* [RECORDS TO PROCESS]:
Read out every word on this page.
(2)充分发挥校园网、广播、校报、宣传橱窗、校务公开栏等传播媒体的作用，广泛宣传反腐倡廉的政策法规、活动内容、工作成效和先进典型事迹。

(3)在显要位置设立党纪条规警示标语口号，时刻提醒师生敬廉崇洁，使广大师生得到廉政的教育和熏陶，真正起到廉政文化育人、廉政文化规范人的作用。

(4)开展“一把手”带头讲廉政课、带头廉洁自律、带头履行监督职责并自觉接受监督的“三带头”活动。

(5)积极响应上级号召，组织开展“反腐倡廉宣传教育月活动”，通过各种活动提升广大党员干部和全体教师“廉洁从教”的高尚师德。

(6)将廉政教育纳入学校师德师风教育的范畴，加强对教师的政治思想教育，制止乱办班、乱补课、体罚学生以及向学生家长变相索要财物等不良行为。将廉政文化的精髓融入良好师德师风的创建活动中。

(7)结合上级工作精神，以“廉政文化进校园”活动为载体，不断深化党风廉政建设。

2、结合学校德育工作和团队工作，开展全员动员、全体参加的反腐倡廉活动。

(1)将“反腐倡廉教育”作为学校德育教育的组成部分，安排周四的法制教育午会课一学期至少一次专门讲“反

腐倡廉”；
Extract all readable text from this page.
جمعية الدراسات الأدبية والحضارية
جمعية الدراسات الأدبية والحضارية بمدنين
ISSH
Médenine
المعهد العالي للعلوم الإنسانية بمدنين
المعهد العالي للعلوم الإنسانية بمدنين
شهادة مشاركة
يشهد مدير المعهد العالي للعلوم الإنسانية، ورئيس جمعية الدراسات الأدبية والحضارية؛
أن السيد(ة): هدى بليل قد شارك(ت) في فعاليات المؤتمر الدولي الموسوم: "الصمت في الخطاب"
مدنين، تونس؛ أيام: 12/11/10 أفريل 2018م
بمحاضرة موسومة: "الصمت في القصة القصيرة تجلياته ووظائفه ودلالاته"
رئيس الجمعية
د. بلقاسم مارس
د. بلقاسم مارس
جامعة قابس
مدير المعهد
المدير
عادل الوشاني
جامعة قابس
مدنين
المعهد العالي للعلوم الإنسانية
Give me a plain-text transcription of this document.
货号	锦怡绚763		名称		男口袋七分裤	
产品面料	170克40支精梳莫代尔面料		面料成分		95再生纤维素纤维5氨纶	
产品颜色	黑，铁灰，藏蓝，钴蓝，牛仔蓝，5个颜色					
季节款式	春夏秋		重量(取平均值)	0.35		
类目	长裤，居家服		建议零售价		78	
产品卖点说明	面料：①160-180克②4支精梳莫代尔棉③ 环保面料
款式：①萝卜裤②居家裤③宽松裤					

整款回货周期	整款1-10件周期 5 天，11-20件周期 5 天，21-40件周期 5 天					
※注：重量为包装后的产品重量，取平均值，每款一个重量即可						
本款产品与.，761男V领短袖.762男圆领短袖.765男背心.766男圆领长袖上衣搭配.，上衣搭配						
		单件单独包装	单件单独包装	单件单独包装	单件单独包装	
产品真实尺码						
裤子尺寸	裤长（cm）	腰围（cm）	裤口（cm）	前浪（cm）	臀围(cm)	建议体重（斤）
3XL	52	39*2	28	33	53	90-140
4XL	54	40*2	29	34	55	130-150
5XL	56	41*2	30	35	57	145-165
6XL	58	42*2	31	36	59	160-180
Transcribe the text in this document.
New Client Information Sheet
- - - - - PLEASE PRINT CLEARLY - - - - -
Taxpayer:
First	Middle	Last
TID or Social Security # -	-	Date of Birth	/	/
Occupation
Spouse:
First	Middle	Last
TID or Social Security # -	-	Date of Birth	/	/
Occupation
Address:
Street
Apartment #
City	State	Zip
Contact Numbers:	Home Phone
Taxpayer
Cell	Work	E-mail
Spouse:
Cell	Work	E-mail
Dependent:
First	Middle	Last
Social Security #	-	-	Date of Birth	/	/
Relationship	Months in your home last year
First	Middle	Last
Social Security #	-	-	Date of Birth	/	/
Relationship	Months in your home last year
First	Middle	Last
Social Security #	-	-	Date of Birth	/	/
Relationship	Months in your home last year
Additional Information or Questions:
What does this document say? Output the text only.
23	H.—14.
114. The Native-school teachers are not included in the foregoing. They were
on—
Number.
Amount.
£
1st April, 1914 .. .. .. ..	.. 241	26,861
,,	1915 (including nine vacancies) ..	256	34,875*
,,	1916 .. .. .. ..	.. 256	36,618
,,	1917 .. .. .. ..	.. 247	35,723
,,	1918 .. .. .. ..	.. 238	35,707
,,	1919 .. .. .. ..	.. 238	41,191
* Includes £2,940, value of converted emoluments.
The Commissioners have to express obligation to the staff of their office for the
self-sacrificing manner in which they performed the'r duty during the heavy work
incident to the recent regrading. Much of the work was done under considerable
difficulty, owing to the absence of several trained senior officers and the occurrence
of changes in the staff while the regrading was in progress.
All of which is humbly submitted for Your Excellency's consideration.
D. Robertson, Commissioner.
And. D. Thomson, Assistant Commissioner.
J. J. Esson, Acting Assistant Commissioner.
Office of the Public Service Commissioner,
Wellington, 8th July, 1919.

* [WORK REQUIRED]:
Repeat the material above in full, quoting it exactly.

* [SOLVED PROBLEM]:
Read out every word on this page.
(2)充分发挥校园网、广播、校报、宣传橱窗、校务公开栏等传播媒体的作用，广泛宣传反腐倡廉的政策法规、活动内容、工作成效和先进典型事迹。

(3)在显要位置设立党纪条规警示标语口号，时刻提醒师生敬廉崇洁，使广大师生得到廉政的教育和熏陶，真正起到廉政文化育人、廉政文化规范人的作用。

(4)开展“一把手”带头讲廉政课、带头廉洁自律、带头履行监督职责并自觉接受监督的“三带头”活动。

(5)积极响应上级号召，组织开展“反腐倡廉宣传教育月活动”，通过各种活动提升广大党员干部和全体教师“廉洁从教”的高尚师德。

(6)将廉政教育纳入学校师德师风教育的范畴，加强对教师的政治思想教育，制止乱办班、乱补课、体罚学生以及向学生家长变相索要财物等不良行为。将廉政文化的精髓融入良好师德师风的创建活动中。

(7)结合上级工作精神，以“廉政文化进校园”活动为载体，不断深化党风廉政建设。

2、结合学校德育工作和团队工作，开展全员动员、全体参加的反腐倡廉活动。

(1)将“反腐倡廉教育”作为学校德育教育的组成部分，安排周四的法制教育午会课一学期至少一次专门讲“反

腐倡廉”；
Extract all readable text from this page.
جمعية الدراسات الأدبية والحضارية
جمعية الدراسات الأدبية والحضارية بمدنين
ISSH
Médenine
المعهد العالي للعلوم الإنسانية بمدنين
المعهد العالي للعلوم الإنسانية بمدنين
شهادة مشاركة
يشهد مدير المعهد العالي للعلوم الإنسانية، ورئيس جمعية الدراسات الأدبية والحضارية؛
أن السيد(ة): هدى بليل قد شارك(ت) في فعاليات المؤتمر الدولي الموسوم: "الصمت في الخطاب"
مدنين، تونس؛ أيام: 12/11/10 أفريل 2018م
بمحاضرة موسومة: "الصمت في القصة القصيرة تجلياته ووظائفه ودلالاته"
رئيس الجمعية
د. بلقاسم مارس
د. بلقاسم مارس
جامعة قابس
مدير المعهد
المدير
عادل الوشاني
جامعة قابس
مدنين
المعهد العالي للعلوم الإنسانية
Give me a plain-text transcription of this document.
货号	锦怡绚763		名称		男口袋七分裤	
产品面料	170克40支精梳莫代尔面料		面料成分		95再生纤维素纤维5氨纶	
产品颜色	黑，铁灰，藏蓝，钴蓝，牛仔蓝，5个颜色					
季节款式	春夏秋		重量(取平均值)	0.35		
类目	长裤，居家服		建议零售价		78	
产品卖点说明	面料：①160-180克②4支精梳莫代尔棉③ 环保面料
款式：①萝卜裤②居家裤③宽松裤					

整款回货周期	整款1-10件周期 5 天，11-20件周期 5 天，21-40件周期 5 天					
※注：重量为包装后的产品重量，取平均值，每款一个重量即可						
本款产品与.，761男V领短袖.762男圆领短袖.765男背心.766男圆领长袖上衣搭配.，上衣搭配						
		单件单独包装	单件单独包装	单件单独包装	单件单独包装	
产品真实尺码						
裤子尺寸	裤长（cm）	腰围（cm）	裤口（cm）	前浪（cm）	臀围(cm)	建议体重（斤）
3XL	52	39*2	28	33	53	90-140
4XL	54	40*2	29	34	55	130-150
5XL	56	41*2	30	35	57	145-165
6XL	58	42*2	31	36	59	160-180
Transcribe the text in this document.
New Client Information Sheet
- - - - - PLEASE PRINT CLEARLY - - - - -
Taxpayer:
First	Middle	Last
TID or Social Security # -	-	Date of Birth	/	/
Occupation
Spouse:
First	Middle	Last
TID or Social Security # -	-	Date of Birth	/	/
Occupation
Address:
Street
Apartment #
City	State	Zip
Contact Numbers:	Home Phone
Taxpayer
Cell	Work	E-mail
Spouse:
Cell	Work	E-mail
Dependent:
First	Middle	Last
Social Security #	-	-	Date of Birth	/	/
Relationship	Months in your home last year
First	Middle	Last
Social Security #	-	-	Date of Birth	/	/
Relationship	Months in your home last year
First	Middle	Last
Social Security #	-	-	Date of Birth	/	/
Relationship	Months in your home last year
Additional Information or Questions:
What does this document say? Output the text only.
23	H.—14.
114. The Native-school teachers are not included in the foregoing. They were
on—
Number.
Amount.
£
1st April, 1914 .. .. .. ..	.. 241	26,861
,,	1915 (including nine vacancies) ..	256	34,875*
,,	1916 .. .. .. ..	.. 256	36,618
,,	1917 .. .. .. ..	.. 247	35,723
,,	1918 .. .. .. ..	.. 238	35,707
,,	1919 .. .. .. ..	.. 238	41,191
* Includes £2,940, value of converted emoluments.
The Commissioners have to express obligation to the staff of their office for the
self-sacrificing manner in which they performed the'r duty during the heavy work
incident to the recent regrading. Much of the work was done under considerable
difficulty, owing to the absence of several trained senior officers and the occurrence
of changes in the staff while the regrading was in progress.
All of which is humbly submitted for Your Excellency's consideration.
D. Robertson, Commissioner.
And. D. Thomson, Assistant Commissioner.
J. J. Esson, Acting Assistant Commissioner.
Office of the Public Service Commissioner,
Wellington, 8th July, 1919.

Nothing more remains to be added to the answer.